*Instructions to follow:* Look through the data below. Collect every line where the word "Windows" occurs.

## START Source data

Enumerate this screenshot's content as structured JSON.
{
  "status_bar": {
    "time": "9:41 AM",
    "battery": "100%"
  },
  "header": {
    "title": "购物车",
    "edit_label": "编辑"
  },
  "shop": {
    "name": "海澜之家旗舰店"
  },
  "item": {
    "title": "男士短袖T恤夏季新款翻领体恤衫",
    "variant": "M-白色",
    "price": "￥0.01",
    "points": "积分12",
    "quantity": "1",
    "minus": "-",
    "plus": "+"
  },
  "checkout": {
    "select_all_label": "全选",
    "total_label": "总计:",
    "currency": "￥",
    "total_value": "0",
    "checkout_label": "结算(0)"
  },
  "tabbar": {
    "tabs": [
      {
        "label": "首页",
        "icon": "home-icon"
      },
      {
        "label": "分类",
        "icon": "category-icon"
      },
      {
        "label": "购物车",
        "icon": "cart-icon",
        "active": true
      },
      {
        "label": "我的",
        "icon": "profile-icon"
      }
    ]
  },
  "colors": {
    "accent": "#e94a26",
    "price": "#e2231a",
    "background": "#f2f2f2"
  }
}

## END Source data
## START Source data

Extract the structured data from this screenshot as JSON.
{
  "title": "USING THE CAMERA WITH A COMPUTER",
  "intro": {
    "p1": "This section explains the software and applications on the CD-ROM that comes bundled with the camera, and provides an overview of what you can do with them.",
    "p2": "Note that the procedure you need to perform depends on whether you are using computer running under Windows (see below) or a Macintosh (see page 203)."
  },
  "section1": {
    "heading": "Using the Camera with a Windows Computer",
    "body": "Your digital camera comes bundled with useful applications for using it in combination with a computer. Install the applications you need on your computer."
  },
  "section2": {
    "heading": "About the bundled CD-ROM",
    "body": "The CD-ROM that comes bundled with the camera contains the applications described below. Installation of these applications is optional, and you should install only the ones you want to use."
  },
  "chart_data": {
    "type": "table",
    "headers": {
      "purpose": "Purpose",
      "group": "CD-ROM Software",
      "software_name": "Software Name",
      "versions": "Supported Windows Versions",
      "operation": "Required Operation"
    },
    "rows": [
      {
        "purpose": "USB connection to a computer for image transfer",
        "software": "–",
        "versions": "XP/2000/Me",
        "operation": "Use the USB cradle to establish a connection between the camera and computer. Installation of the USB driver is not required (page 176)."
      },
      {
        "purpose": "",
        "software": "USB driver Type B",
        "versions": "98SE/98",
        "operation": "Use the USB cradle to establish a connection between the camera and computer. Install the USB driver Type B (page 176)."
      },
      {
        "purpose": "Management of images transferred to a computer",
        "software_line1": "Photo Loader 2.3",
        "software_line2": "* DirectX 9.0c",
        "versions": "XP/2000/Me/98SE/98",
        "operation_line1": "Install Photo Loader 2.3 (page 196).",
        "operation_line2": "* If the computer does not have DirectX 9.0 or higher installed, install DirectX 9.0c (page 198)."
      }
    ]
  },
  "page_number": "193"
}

## END Source data
## START Source data

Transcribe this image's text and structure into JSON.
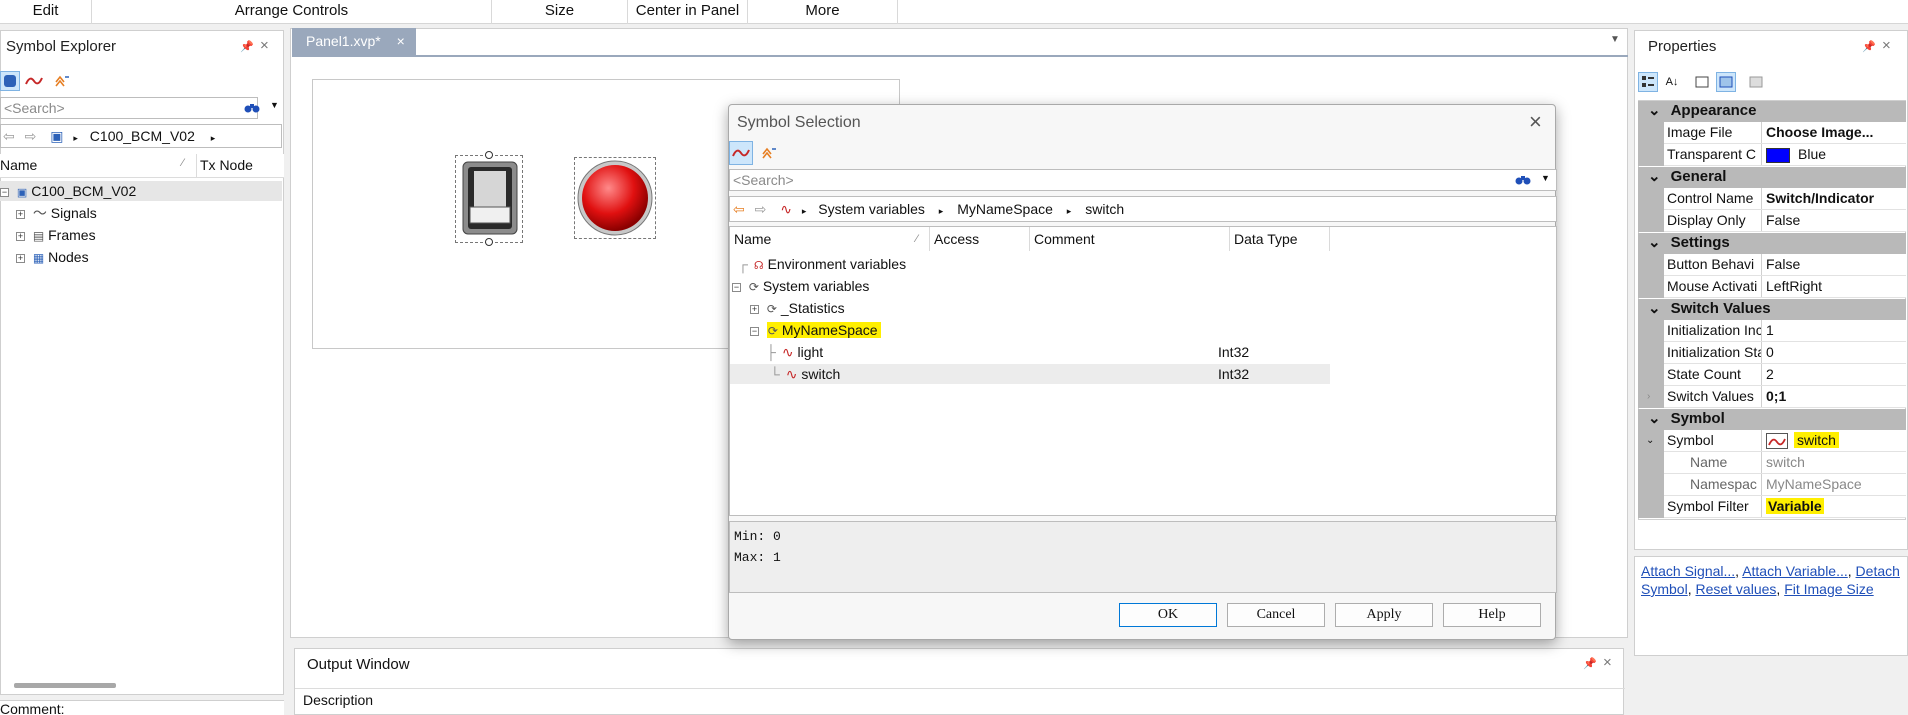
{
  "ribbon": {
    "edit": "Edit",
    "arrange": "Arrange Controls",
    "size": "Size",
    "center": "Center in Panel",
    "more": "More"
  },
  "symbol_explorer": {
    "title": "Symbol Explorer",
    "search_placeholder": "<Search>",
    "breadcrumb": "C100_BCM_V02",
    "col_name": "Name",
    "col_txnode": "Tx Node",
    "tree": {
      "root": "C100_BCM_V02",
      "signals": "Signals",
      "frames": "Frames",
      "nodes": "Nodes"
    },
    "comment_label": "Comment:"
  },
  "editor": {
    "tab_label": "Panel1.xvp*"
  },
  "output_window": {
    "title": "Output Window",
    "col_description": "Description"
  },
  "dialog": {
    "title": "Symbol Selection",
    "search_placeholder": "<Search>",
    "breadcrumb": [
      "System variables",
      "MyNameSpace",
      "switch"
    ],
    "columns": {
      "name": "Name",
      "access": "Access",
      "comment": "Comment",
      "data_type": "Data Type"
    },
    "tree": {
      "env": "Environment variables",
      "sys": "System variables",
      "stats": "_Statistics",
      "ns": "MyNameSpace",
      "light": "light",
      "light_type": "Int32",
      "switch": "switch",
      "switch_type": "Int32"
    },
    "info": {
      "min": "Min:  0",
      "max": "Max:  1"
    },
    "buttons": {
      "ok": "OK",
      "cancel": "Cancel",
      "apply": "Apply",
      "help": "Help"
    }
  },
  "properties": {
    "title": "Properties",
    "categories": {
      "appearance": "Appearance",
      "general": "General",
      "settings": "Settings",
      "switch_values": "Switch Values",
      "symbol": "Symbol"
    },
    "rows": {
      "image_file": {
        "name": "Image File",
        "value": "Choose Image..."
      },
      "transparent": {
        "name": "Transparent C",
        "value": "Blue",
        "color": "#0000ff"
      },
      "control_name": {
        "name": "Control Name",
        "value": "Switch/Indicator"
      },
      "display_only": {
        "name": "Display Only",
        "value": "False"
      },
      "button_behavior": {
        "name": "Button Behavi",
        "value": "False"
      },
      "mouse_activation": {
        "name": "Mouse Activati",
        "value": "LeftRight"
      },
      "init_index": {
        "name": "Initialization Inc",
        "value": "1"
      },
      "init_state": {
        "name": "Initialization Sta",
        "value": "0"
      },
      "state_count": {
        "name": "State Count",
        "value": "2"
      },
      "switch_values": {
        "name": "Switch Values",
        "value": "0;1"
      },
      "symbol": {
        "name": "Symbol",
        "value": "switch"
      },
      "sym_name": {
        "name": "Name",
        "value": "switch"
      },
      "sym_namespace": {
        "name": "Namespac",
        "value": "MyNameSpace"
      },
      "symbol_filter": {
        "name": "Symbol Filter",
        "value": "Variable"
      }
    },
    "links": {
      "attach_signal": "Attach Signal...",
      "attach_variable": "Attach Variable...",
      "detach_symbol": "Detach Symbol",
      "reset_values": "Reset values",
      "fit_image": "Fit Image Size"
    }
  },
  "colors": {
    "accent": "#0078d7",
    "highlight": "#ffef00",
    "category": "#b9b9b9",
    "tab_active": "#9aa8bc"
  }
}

## END Source data

*Full answer:*
    "p2": "Note that the procedure you need to perform depends on whether you are using computer running under Windows (see below) or a Macintosh (see page 203)."
    "heading": "Using the Camera with a Windows Computer",
      "versions": "Supported Windows Versions",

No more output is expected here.